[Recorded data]

+++++

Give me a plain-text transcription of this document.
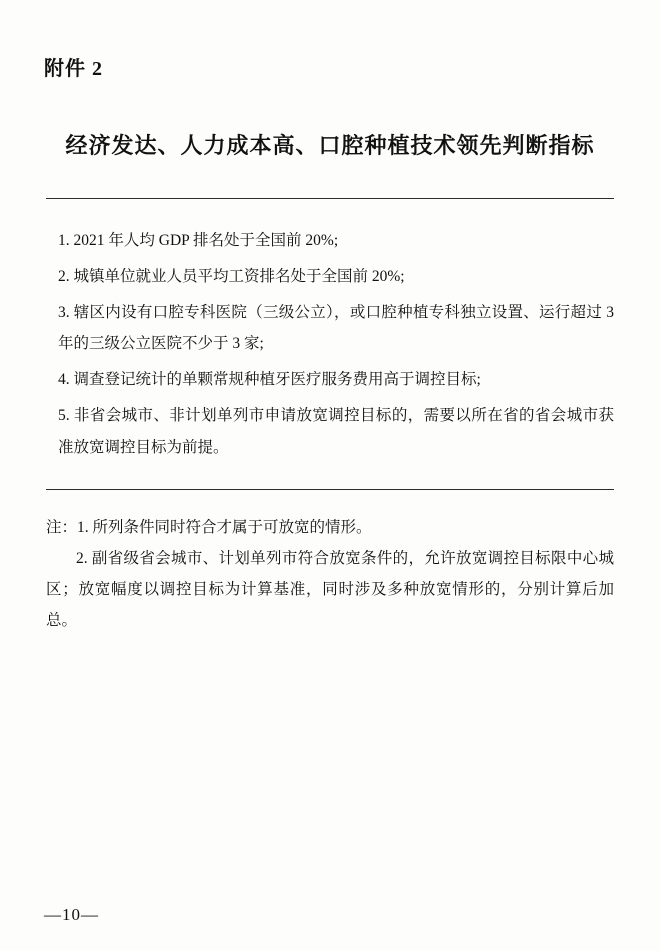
附件 2
经济发达、人力成本高、口腔种植技术领先判断指标
1. 2021 年人均 GDP 排名处于全国前 20%;
2. 城镇单位就业人员平均工资排名处于全国前 20%;
3. 辖区内设有口腔专科医院（三级公立），或口腔种植专科独立设置、运行超过 3 年的三级公立医院不少于 3 家;
4. 调查登记统计的单颗常规种植牙医疗服务费用高于调控目标;
5. 非省会城市、非计划单列市申请放宽调控目标的，需要以所在省的省会城市获准放宽调控目标为前提。

注：1. 所列条件同时符合才属于可放宽的情形。

2. 副省级省会城市、计划单列市符合放宽条件的，允许放宽调控目标限中心城区；放宽幅度以调控目标为计算基准，同时涉及多种放宽情形的，分别计算后加总。

—10—
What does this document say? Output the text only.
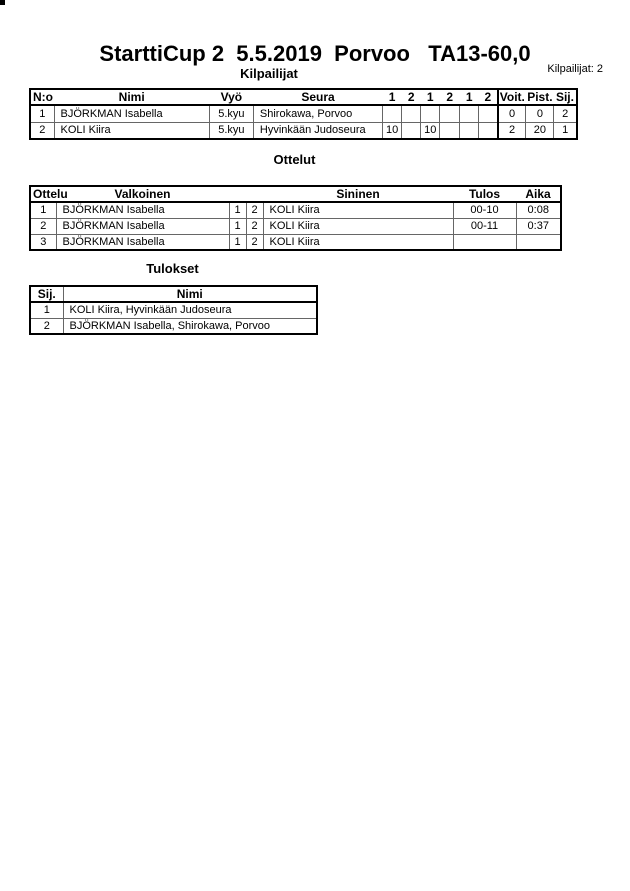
StarttiCup 2  5.5.2019  Porvoo   TA13-60,0
Kilpailijat	Kilpailijat: 2
N:o	Nimi	Vyö	Seura	1	2	1	2	1	2	Voit.	Pist.	Sij.
1	BJÖRKMAN Isabella	5.kyu	Shirokawa, Porvoo							0	0	2
2	KOLI Kiira	5.kyu	Hyvinkään Judoseura	10		10				2	20	1
Ottelut
Ottelu	Valkoinen			Sininen	Tulos	Aika
1	BJÖRKMAN Isabella	1	2	KOLI Kiira	00-10	0:08
2	BJÖRKMAN Isabella	1	2	KOLI Kiira	00-11	0:37
3	BJÖRKMAN Isabella	1	2	KOLI Kiira		
Tulokset
Sij.	Nimi
1	KOLI Kiira, Hyvinkään Judoseura
2	BJÖRKMAN Isabella, Shirokawa, Porvoo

+++++

» REQUIRED TASK: Write out exactly the lines from the line holding "What does this" through the last line of the records above, inclusive, and nothing more. Leave out the pictures.

» ANSWER TO THIS TASK:
What does this document say? Output the text only.
StarttiCup 2  5.5.2019  Porvoo   TA13-60,0
Kilpailijat	Kilpailijat: 2
N:o	Nimi	Vyö	Seura	1	2	1	2	1	2	Voit.	Pist.	Sij.
1	BJÖRKMAN Isabella	5.kyu	Shirokawa, Porvoo							0	0	2
2	KOLI Kiira	5.kyu	Hyvinkään Judoseura	10		10				2	20	1
Ottelut
Ottelu	Valkoinen			Sininen	Tulos	Aika
1	BJÖRKMAN Isabella	1	2	KOLI Kiira	00-10	0:08
2	BJÖRKMAN Isabella	1	2	KOLI Kiira	00-11	0:37
3	BJÖRKMAN Isabella	1	2	KOLI Kiira		
Tulokset
Sij.	Nimi
1	KOLI Kiira, Hyvinkään Judoseura
2	BJÖRKMAN Isabella, Shirokawa, Porvoo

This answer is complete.